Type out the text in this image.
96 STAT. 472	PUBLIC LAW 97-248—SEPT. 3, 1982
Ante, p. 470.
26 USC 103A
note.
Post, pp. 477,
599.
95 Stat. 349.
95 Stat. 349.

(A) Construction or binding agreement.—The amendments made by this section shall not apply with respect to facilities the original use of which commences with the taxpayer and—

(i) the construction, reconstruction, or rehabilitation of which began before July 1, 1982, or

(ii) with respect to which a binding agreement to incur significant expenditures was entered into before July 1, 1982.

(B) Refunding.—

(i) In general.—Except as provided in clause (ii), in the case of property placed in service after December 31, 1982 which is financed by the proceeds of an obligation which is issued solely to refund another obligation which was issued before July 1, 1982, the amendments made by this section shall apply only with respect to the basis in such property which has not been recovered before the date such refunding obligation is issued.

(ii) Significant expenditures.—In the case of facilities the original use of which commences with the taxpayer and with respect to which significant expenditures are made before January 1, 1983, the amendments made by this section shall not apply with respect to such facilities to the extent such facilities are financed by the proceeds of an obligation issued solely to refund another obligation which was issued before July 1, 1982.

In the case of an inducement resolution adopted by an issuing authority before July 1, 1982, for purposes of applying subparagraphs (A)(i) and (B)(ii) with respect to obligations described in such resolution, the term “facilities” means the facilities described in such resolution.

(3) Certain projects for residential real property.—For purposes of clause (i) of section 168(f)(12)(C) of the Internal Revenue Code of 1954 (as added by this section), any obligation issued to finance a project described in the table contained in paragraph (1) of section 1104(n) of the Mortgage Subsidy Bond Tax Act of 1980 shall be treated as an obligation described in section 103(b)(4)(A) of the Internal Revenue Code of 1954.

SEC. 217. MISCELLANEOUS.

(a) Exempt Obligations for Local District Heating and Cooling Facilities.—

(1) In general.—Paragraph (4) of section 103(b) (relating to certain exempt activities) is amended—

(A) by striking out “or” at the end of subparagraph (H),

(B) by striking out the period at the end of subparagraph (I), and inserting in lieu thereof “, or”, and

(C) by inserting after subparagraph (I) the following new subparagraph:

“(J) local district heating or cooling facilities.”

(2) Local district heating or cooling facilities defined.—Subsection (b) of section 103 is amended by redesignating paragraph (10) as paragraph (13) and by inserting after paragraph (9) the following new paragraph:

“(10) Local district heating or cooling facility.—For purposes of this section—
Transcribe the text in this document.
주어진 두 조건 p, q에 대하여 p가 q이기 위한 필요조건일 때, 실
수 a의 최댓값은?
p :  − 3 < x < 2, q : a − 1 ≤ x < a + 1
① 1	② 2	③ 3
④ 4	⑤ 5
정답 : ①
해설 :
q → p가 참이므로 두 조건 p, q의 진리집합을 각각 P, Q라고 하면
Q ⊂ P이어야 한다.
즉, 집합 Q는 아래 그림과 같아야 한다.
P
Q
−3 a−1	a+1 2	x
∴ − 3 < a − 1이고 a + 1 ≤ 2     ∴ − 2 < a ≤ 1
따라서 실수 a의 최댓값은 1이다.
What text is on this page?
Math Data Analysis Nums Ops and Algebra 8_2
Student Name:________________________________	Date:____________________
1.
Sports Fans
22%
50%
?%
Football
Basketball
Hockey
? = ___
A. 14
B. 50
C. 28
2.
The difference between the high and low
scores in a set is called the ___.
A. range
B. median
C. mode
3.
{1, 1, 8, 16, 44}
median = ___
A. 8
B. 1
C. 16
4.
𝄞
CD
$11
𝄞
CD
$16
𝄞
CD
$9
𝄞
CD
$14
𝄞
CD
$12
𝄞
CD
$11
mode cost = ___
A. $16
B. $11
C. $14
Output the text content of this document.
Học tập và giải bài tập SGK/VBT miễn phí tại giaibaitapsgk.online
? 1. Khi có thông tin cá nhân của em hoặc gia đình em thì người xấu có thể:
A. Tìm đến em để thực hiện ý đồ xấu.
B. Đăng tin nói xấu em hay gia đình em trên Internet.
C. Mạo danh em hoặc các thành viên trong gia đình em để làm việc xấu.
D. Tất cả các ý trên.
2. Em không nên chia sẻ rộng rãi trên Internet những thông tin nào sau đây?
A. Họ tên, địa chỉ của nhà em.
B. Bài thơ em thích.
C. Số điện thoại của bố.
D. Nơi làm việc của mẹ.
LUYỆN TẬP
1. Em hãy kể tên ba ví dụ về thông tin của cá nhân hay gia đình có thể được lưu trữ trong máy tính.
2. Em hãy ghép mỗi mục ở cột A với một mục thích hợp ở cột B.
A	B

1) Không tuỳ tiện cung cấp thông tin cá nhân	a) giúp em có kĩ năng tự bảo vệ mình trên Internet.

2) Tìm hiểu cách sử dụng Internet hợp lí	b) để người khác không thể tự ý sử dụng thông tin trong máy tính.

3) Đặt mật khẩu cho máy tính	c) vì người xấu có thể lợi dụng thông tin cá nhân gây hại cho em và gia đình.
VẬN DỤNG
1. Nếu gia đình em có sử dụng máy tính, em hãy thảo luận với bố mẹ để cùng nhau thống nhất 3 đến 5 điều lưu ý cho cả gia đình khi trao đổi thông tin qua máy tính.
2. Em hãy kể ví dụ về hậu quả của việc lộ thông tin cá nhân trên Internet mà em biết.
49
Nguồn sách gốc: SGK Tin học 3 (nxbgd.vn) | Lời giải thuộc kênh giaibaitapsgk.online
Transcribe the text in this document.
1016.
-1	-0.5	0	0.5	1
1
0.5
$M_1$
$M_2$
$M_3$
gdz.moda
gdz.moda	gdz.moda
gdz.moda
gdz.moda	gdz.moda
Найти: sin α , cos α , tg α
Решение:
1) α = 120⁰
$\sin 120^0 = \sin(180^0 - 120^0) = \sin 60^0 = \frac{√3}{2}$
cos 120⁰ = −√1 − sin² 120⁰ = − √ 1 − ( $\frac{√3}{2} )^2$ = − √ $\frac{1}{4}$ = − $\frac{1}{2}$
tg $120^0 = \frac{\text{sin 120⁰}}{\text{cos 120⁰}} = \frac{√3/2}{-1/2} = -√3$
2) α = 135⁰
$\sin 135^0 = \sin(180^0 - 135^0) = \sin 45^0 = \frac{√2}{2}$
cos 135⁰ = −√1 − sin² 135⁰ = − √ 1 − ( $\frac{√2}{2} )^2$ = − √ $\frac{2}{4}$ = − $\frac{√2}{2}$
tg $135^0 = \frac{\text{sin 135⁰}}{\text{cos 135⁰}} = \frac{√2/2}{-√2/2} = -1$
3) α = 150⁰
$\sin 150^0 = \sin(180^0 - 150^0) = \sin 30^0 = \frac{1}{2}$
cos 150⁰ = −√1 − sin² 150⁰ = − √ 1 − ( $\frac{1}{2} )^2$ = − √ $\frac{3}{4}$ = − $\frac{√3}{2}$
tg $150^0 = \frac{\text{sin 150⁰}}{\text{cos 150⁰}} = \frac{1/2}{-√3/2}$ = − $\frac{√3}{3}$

───

EXERCISE TASK:
Where a line of the material above holds the string "người", copy that line.

RESULT OF THIS EXERCISE:
? 1. Khi có thông tin cá nhân của em hoặc gia đình em thì người xấu có thể:
2) Tìm hiểu cách sử dụng Internet hợp lí	b) để người khác không thể tự ý sử dụng thông tin trong máy tính.
3) Đặt mật khẩu cho máy tính	c) vì người xấu có thể lợi dụng thông tin cá nhân gây hại cho em và gia đình.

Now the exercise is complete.